>>>
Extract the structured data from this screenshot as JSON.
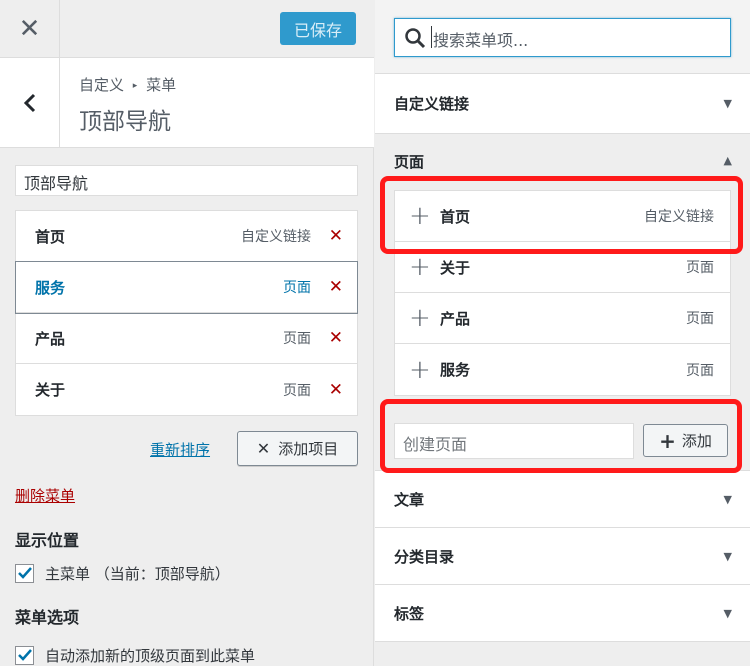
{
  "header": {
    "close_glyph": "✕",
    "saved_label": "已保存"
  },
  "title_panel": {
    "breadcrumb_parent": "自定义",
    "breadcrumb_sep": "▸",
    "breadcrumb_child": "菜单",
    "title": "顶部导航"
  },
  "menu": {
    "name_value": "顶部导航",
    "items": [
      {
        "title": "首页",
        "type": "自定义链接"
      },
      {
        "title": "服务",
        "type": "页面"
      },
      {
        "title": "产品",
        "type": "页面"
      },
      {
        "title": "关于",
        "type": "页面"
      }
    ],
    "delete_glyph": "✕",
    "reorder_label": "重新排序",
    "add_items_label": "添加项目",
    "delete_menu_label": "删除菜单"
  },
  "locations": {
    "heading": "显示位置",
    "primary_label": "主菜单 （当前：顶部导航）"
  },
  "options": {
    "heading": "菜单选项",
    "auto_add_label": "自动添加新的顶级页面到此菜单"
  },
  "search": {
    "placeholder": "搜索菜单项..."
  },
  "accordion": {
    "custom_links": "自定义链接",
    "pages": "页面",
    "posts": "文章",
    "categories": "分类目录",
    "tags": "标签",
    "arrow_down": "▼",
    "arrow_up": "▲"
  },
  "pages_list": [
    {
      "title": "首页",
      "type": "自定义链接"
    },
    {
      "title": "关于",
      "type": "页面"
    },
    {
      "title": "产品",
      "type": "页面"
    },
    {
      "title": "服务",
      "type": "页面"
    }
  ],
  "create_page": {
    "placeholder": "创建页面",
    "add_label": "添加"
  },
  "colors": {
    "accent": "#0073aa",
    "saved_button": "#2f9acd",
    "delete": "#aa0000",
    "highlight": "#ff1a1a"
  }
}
<<<
* **Aim**:
Except for the pictures, copy the material above exactly.

* **The completed task**:
Extract the structured data from this screenshot as JSON.
{
  "header": {
    "close_glyph": "✕",
    "saved_label": "已保存"
  },
  "title_panel": {
    "breadcrumb_parent": "自定义",
    "breadcrumb_sep": "▸",
    "breadcrumb_child": "菜单",
    "title": "顶部导航"
  },
  "menu": {
    "name_value": "顶部导航",
    "items": [
      {
        "title": "首页",
        "type": "自定义链接"
      },
      {
        "title": "服务",
        "type": "页面"
      },
      {
        "title": "产品",
        "type": "页面"
      },
      {
        "title": "关于",
        "type": "页面"
      }
    ],
    "delete_glyph": "✕",
    "reorder_label": "重新排序",
    "add_items_label": "添加项目",
    "delete_menu_label": "删除菜单"
  },
  "locations": {
    "heading": "显示位置",
    "primary_label": "主菜单 （当前：顶部导航）"
  },
  "options": {
    "heading": "菜单选项",
    "auto_add_label": "自动添加新的顶级页面到此菜单"
  },
  "search": {
    "placeholder": "搜索菜单项..."
  },
  "accordion": {
    "custom_links": "自定义链接",
    "pages": "页面",
    "posts": "文章",
    "categories": "分类目录",
    "tags": "标签",
    "arrow_down": "▼",
    "arrow_up": "▲"
  },
  "pages_list": [
    {
      "title": "首页",
      "type": "自定义链接"
    },
    {
      "title": "关于",
      "type": "页面"
    },
    {
      "title": "产品",
      "type": "页面"
    },
    {
      "title": "服务",
      "type": "页面"
    }
  ],
  "create_page": {
    "placeholder": "创建页面",
    "add_label": "添加"
  },
  "colors": {
    "accent": "#0073aa",
    "saved_button": "#2f9acd",
    "delete": "#aa0000",
    "highlight": "#ff1a1a"
  }
}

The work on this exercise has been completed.